* _SHORT PROBLEM_
Print the listing as it stands, omitting all images.
____________
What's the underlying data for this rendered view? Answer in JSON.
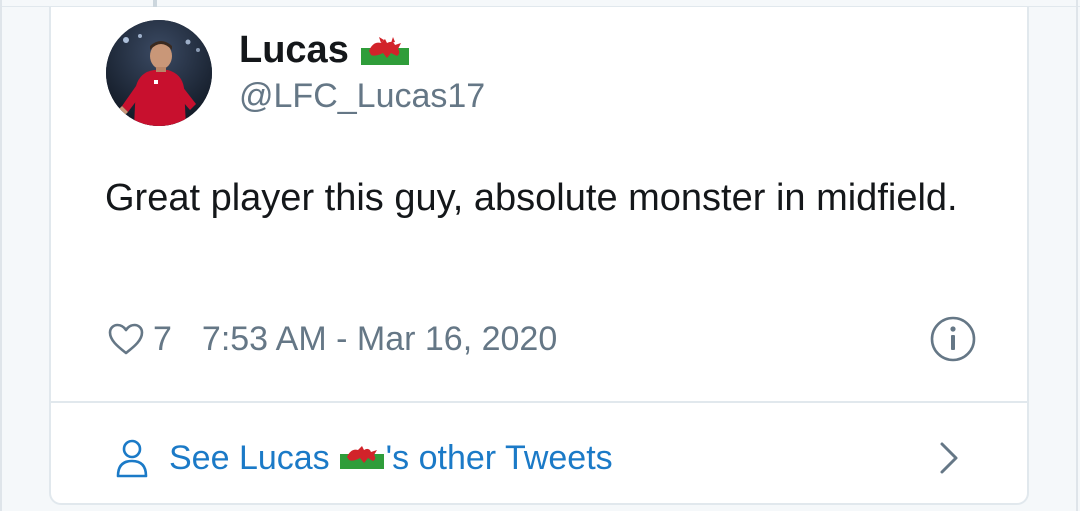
{
  "tweet": {
    "author_name": "Lucas",
    "author_handle": "@LFC_Lucas17",
    "flag_icon": "wales-flag-icon",
    "text": "Great player this guy, absolute monster in midfield.",
    "like_count": "7",
    "timestamp": "7:53 AM - Mar 16, 2020",
    "like_icon": "heart-outline-icon",
    "info_icon": "info-circle-icon"
  },
  "footer": {
    "link_prefix": "See Lucas",
    "link_suffix": "'s other Tweets",
    "person_icon": "person-outline-icon",
    "chevron_icon": "chevron-right-icon"
  },
  "colors": {
    "text_primary": "#14171a",
    "text_secondary": "#657786",
    "link": "#1b7ac7",
    "border": "#e1e8ed"
  }
}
____________
* _ANSWER TO THE EXERCISE_
What's the underlying data for this rendered view? Answer in JSON.
{
  "tweet": {
    "author_name": "Lucas",
    "author_handle": "@LFC_Lucas17",
    "flag_icon": "wales-flag-icon",
    "text": "Great player this guy, absolute monster in midfield.",
    "like_count": "7",
    "timestamp": "7:53 AM - Mar 16, 2020",
    "like_icon": "heart-outline-icon",
    "info_icon": "info-circle-icon"
  },
  "footer": {
    "link_prefix": "See Lucas",
    "link_suffix": "'s other Tweets",
    "person_icon": "person-outline-icon",
    "chevron_icon": "chevron-right-icon"
  },
  "colors": {
    "text_primary": "#14171a",
    "text_secondary": "#657786",
    "link": "#1b7ac7",
    "border": "#e1e8ed"
  }
}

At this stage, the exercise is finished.